*Data listing*

# # #

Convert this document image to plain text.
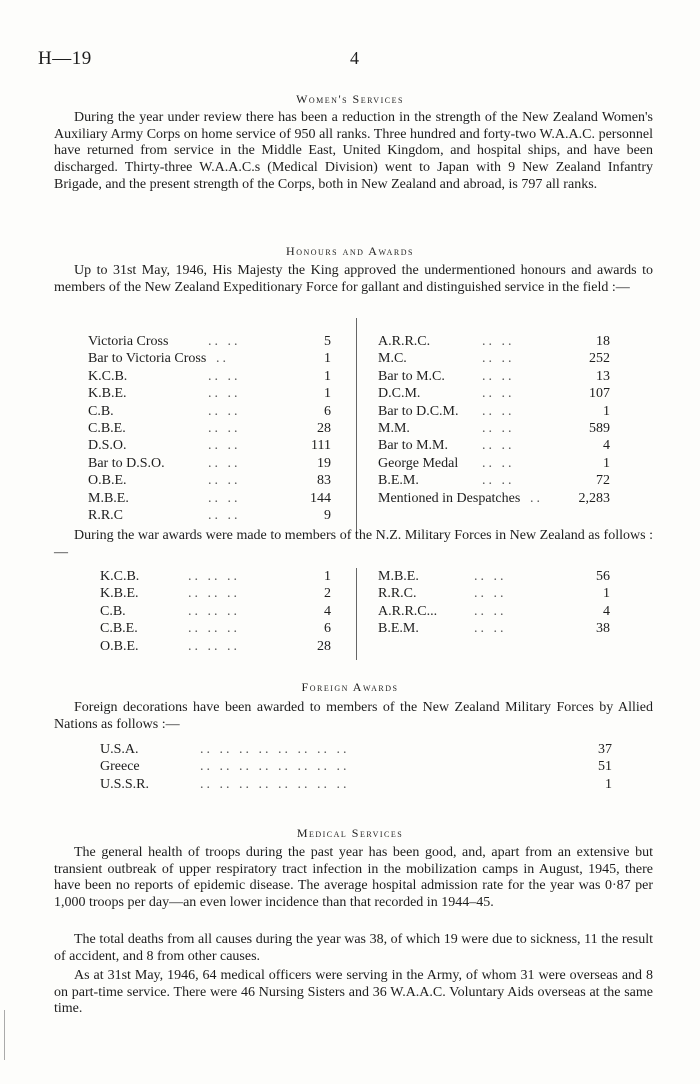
H—19	4
Women's Services

During the year under review there has been a reduction in the strength of the New Zealand Women's Auxiliary Army Corps on home service of 950 all ranks. Three hundred and forty-two W.A.A.C. personnel have returned from service in the Middle East, United Kingdom, and hospital ships, and have been discharged. Thirty-three W.A.A.C.s (Medical Division) went to Japan with 9 New Zealand Infantry Brigade, and the present strength of the Corps, both in New Zealand and abroad, is 797 all ranks.

Honours and Awards

Up to 31st May, 1946, His Majesty the King approved the undermentioned honours and awards to members of the New Zealand Expeditionary Force for gallant and distinguished service in the field :—

.. ..
Victoria Cross	5
..
Bar to Victoria Cross	1
.. ..
K.C.B.	1
.. ..
K.B.E.	1
.. ..
C.B.	6
.. ..
C.B.E.	28
.. ..
D.S.O.	111
.. ..
Bar to D.S.O.	19
.. ..
O.B.E.	83
.. ..
M.B.E.	144
.. ..
R.R.C	9
.. ..
A.R.R.C.	18
.. ..
M.C.	252
.. ..
Bar to M.C.	13
.. ..
D.C.M.	107
.. ..
Bar to D.C.M.	1
.. ..
M.M.	589
.. ..
Bar to M.M.	4
.. ..
George Medal	1
.. ..
B.E.M.	72
..
Mentioned in Despatches	2,283

During the war awards were made to members of the N.Z. Military Forces in New Zealand as follows :—

.. .. ..
K.C.B.	1
.. .. ..
K.B.E.	2
.. .. ..
C.B.	4
.. .. ..
C.B.E.	6
.. .. ..
O.B.E.	28
.. ..
M.B.E.	56
.. ..
R.R.C.	1
.. ..
A.R.R.C...	4
.. ..
B.E.M.	38
Foreign Awards

Foreign decorations have been awarded to members of the New Zealand Military Forces by Allied Nations as follows :—

.. .. .. .. .. .. .. ..
U.S.A.	37
.. .. .. .. .. .. .. ..
Greece	51
.. .. .. .. .. .. .. ..
U.S.S.R.	1
Medical Services

The general health of troops during the past year has been good, and, apart from an extensive but transient outbreak of upper respiratory tract infection in the mobilization camps in August, 1945, there have been no reports of epidemic disease. The average hospital admission rate for the year was 0·87 per 1,000 troops per day—an even lower incidence than that recorded in 1944–45.

The total deaths from all causes during the year was 38, of which 19 were due to sickness, 11 the result of accident, and 8 from other causes.

As at 31st May, 1946, 64 medical officers were serving in the Army, of whom 31 were overseas and 8 on part-time service. There were 46 Nursing Sisters and 36 W.A.A.C. Voluntary Aids overseas at the same time.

# # #

*Stated exercise*
Retype all of the entries exactly as written, leaving out any images.

*Problem solution*
Convert this document image to plain text.
H—19	4
Women's Services

During the year under review there has been a reduction in the strength of the New Zealand Women's Auxiliary Army Corps on home service of 950 all ranks. Three hundred and forty-two W.A.A.C. personnel have returned from service in the Middle East, United Kingdom, and hospital ships, and have been discharged. Thirty-three W.A.A.C.s (Medical Division) went to Japan with 9 New Zealand Infantry Brigade, and the present strength of the Corps, both in New Zealand and abroad, is 797 all ranks.

Honours and Awards

Up to 31st May, 1946, His Majesty the King approved the undermentioned honours and awards to members of the New Zealand Expeditionary Force for gallant and distinguished service in the field :—

.. ..
Victoria Cross	5
..
Bar to Victoria Cross	1
.. ..
K.C.B.	1
.. ..
K.B.E.	1
.. ..
C.B.	6
.. ..
C.B.E.	28
.. ..
D.S.O.	111
.. ..
Bar to D.S.O.	19
.. ..
O.B.E.	83
.. ..
M.B.E.	144
.. ..
R.R.C	9
.. ..
A.R.R.C.	18
.. ..
M.C.	252
.. ..
Bar to M.C.	13
.. ..
D.C.M.	107
.. ..
Bar to D.C.M.	1
.. ..
M.M.	589
.. ..
Bar to M.M.	4
.. ..
George Medal	1
.. ..
B.E.M.	72
..
Mentioned in Despatches	2,283

During the war awards were made to members of the N.Z. Military Forces in New Zealand as follows :—

.. .. ..
K.C.B.	1
.. .. ..
K.B.E.	2
.. .. ..
C.B.	4
.. .. ..
C.B.E.	6
.. .. ..
O.B.E.	28
.. ..
M.B.E.	56
.. ..
R.R.C.	1
.. ..
A.R.R.C...	4
.. ..
B.E.M.	38
Foreign Awards

Foreign decorations have been awarded to members of the New Zealand Military Forces by Allied Nations as follows :—

.. .. .. .. .. .. .. ..
U.S.A.	37
.. .. .. .. .. .. .. ..
Greece	51
.. .. .. .. .. .. .. ..
U.S.S.R.	1
Medical Services

The general health of troops during the past year has been good, and, apart from an extensive but transient outbreak of upper respiratory tract infection in the mobilization camps in August, 1945, there have been no reports of epidemic disease. The average hospital admission rate for the year was 0·87 per 1,000 troops per day—an even lower incidence than that recorded in 1944–45.

The total deaths from all causes during the year was 38, of which 19 were due to sickness, 11 the result of accident, and 8 from other causes.

As at 31st May, 1946, 64 medical officers were serving in the Army, of whom 31 were overseas and 8 on part-time service. There were 46 Nursing Sisters and 36 W.A.A.C. Voluntary Aids overseas at the same time.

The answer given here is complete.